## Begin Dataset rows
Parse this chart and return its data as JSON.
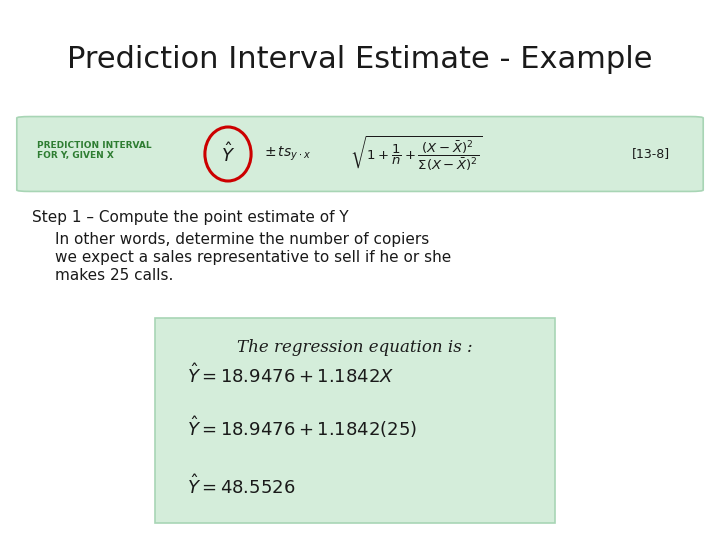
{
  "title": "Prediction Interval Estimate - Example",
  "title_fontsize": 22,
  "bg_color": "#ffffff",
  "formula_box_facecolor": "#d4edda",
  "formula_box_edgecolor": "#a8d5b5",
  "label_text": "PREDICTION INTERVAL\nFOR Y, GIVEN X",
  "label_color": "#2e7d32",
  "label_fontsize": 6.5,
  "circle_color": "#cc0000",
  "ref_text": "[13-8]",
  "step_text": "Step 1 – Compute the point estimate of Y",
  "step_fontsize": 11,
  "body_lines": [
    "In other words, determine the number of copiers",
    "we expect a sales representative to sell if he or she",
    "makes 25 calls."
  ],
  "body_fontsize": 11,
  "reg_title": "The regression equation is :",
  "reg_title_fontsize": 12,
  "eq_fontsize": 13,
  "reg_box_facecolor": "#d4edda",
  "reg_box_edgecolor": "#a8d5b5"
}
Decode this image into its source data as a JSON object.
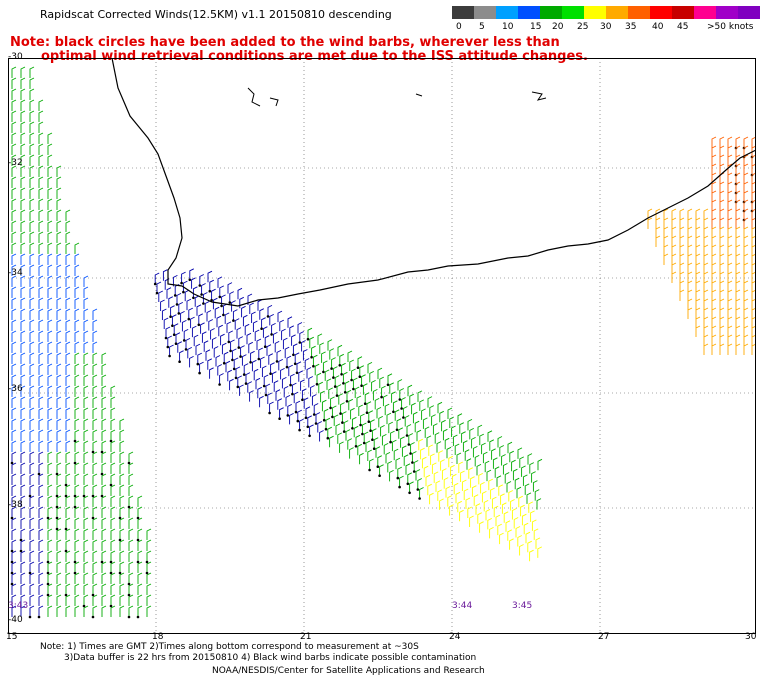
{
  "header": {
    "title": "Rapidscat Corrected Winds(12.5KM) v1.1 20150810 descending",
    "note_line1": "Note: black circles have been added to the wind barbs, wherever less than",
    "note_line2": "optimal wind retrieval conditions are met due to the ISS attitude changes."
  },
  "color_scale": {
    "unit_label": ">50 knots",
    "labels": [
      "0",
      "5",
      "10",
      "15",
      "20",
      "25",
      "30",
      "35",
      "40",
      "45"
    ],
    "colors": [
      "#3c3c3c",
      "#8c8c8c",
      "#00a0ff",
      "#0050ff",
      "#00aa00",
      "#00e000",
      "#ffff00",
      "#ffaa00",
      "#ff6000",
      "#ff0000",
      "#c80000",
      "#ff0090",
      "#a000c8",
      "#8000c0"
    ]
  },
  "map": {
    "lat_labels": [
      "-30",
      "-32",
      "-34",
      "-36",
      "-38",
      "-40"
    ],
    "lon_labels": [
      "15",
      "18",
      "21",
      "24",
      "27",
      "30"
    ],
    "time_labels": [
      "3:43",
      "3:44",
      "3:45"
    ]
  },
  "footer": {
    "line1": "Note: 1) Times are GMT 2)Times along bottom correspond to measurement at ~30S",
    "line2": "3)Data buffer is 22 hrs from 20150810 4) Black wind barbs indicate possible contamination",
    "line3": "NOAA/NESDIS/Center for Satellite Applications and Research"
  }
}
## End Dataset rows
__What the task requires__:
Repeat each entry exactly. Pictures do not belong in the copy.

__Solution to this task__:
Parse this chart and return its data as JSON.
{
  "title": "Prediction Interval Estimate - Example",
  "title_fontsize": 22,
  "bg_color": "#ffffff",
  "formula_box_facecolor": "#d4edda",
  "formula_box_edgecolor": "#a8d5b5",
  "label_text": "PREDICTION INTERVAL\nFOR Y, GIVEN X",
  "label_color": "#2e7d32",
  "label_fontsize": 6.5,
  "circle_color": "#cc0000",
  "ref_text": "[13-8]",
  "step_text": "Step 1 – Compute the point estimate of Y",
  "step_fontsize": 11,
  "body_lines": [
    "In other words, determine the number of copiers",
    "we expect a sales representative to sell if he or she",
    "makes 25 calls."
  ],
  "body_fontsize": 11,
  "reg_title": "The regression equation is :",
  "reg_title_fontsize": 12,
  "eq_fontsize": 13,
  "reg_box_facecolor": "#d4edda",
  "reg_box_edgecolor": "#a8d5b5"
}
Decode this image into its source data as a JSON object.
{
  "header": {
    "title": "Rapidscat Corrected Winds(12.5KM) v1.1 20150810 descending",
    "note_line1": "Note: black circles have been added to the wind barbs, wherever less than",
    "note_line2": "optimal wind retrieval conditions are met due to the ISS attitude changes."
  },
  "color_scale": {
    "unit_label": ">50 knots",
    "labels": [
      "0",
      "5",
      "10",
      "15",
      "20",
      "25",
      "30",
      "35",
      "40",
      "45"
    ],
    "colors": [
      "#3c3c3c",
      "#8c8c8c",
      "#00a0ff",
      "#0050ff",
      "#00aa00",
      "#00e000",
      "#ffff00",
      "#ffaa00",
      "#ff6000",
      "#ff0000",
      "#c80000",
      "#ff0090",
      "#a000c8",
      "#8000c0"
    ]
  },
  "map": {
    "lat_labels": [
      "-30",
      "-32",
      "-34",
      "-36",
      "-38",
      "-40"
    ],
    "lon_labels": [
      "15",
      "18",
      "21",
      "24",
      "27",
      "30"
    ],
    "time_labels": [
      "3:43",
      "3:44",
      "3:45"
    ]
  },
  "footer": {
    "line1": "Note: 1) Times are GMT 2)Times along bottom correspond to measurement at ~30S",
    "line2": "3)Data buffer is 22 hrs from 20150810 4) Black wind barbs indicate possible contamination",
    "line3": "NOAA/NESDIS/Center for Satellite Applications and Research"
  }
}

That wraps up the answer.